◆ Directions
Retype exactly the lines that run from the line with "Convert this document image to plain text." to the final line of the entries, keeping both ends and nothing else.

☆ ☆ ☆ ☆ ☆ ☆ ☆

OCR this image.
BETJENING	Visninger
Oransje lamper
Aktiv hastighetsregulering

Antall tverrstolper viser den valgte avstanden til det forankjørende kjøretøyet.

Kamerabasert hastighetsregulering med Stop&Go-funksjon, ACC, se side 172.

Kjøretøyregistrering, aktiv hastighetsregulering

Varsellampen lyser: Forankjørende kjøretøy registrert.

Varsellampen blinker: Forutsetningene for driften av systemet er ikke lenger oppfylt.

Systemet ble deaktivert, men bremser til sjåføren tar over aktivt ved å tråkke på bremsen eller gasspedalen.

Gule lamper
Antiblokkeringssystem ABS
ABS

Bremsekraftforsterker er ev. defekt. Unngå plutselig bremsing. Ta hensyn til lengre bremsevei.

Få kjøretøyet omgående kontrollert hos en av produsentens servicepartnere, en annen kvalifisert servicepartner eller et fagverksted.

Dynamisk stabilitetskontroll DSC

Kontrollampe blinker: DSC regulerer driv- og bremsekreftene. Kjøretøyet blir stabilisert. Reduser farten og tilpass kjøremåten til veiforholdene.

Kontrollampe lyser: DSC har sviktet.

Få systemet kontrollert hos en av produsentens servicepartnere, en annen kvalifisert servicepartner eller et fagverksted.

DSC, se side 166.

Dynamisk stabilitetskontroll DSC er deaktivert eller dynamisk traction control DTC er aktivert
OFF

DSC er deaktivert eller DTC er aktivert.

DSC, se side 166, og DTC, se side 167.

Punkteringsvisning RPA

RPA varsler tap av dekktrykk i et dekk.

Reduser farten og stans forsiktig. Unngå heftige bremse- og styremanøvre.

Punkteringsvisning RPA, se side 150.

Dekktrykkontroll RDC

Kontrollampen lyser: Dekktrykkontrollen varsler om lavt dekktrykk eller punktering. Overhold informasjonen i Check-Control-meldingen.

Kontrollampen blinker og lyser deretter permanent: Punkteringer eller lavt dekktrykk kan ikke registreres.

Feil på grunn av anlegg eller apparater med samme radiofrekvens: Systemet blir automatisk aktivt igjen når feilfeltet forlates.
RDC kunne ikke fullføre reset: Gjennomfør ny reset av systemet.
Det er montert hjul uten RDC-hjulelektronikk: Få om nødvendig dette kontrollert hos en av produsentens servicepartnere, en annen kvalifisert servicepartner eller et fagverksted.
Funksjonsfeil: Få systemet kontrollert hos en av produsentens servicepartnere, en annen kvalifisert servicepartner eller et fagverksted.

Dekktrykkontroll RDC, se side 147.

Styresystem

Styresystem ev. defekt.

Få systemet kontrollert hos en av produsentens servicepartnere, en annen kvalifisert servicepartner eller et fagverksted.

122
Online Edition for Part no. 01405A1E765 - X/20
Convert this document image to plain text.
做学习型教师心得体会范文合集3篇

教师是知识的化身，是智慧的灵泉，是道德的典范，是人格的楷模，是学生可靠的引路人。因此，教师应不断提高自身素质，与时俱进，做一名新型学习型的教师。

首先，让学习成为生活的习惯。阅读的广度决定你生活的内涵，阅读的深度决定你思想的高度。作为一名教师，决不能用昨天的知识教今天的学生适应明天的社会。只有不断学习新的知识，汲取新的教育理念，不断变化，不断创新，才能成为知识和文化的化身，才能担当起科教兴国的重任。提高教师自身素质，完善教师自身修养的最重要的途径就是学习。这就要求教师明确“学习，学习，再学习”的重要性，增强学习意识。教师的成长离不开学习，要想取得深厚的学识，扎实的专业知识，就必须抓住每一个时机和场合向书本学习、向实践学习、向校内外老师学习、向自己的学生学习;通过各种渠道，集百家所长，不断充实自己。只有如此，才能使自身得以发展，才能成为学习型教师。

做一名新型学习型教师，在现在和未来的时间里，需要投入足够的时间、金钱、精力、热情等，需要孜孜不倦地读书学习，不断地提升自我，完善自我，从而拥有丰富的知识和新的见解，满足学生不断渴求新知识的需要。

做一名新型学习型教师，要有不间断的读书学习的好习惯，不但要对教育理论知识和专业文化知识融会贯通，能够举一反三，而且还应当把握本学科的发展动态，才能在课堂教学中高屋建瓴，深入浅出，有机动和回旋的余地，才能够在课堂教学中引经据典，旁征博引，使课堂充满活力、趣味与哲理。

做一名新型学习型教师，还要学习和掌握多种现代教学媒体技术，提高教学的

☆ ☆ ☆ ☆ ☆ ☆ ☆

◆ Final result
Convert this document image to plain text.
做学习型教师心得体会范文合集3篇

教师是知识的化身，是智慧的灵泉，是道德的典范，是人格的楷模，是学生可靠的引路人。因此，教师应不断提高自身素质，与时俱进，做一名新型学习型的教师。

首先，让学习成为生活的习惯。阅读的广度决定你生活的内涵，阅读的深度决定你思想的高度。作为一名教师，决不能用昨天的知识教今天的学生适应明天的社会。只有不断学习新的知识，汲取新的教育理念，不断变化，不断创新，才能成为知识和文化的化身，才能担当起科教兴国的重任。提高教师自身素质，完善教师自身修养的最重要的途径就是学习。这就要求教师明确“学习，学习，再学习”的重要性，增强学习意识。教师的成长离不开学习，要想取得深厚的学识，扎实的专业知识，就必须抓住每一个时机和场合向书本学习、向实践学习、向校内外老师学习、向自己的学生学习;通过各种渠道，集百家所长，不断充实自己。只有如此，才能使自身得以发展，才能成为学习型教师。

做一名新型学习型教师，在现在和未来的时间里，需要投入足够的时间、金钱、精力、热情等，需要孜孜不倦地读书学习，不断地提升自我，完善自我，从而拥有丰富的知识和新的见解，满足学生不断渴求新知识的需要。

做一名新型学习型教师，要有不间断的读书学习的好习惯，不但要对教育理论知识和专业文化知识融会贯通，能够举一反三，而且还应当把握本学科的发展动态，才能在课堂教学中高屋建瓴，深入浅出，有机动和回旋的余地，才能够在课堂教学中引经据典，旁征博引，使课堂充满活力、趣味与哲理。

做一名新型学习型教师，还要学习和掌握多种现代教学媒体技术，提高教学的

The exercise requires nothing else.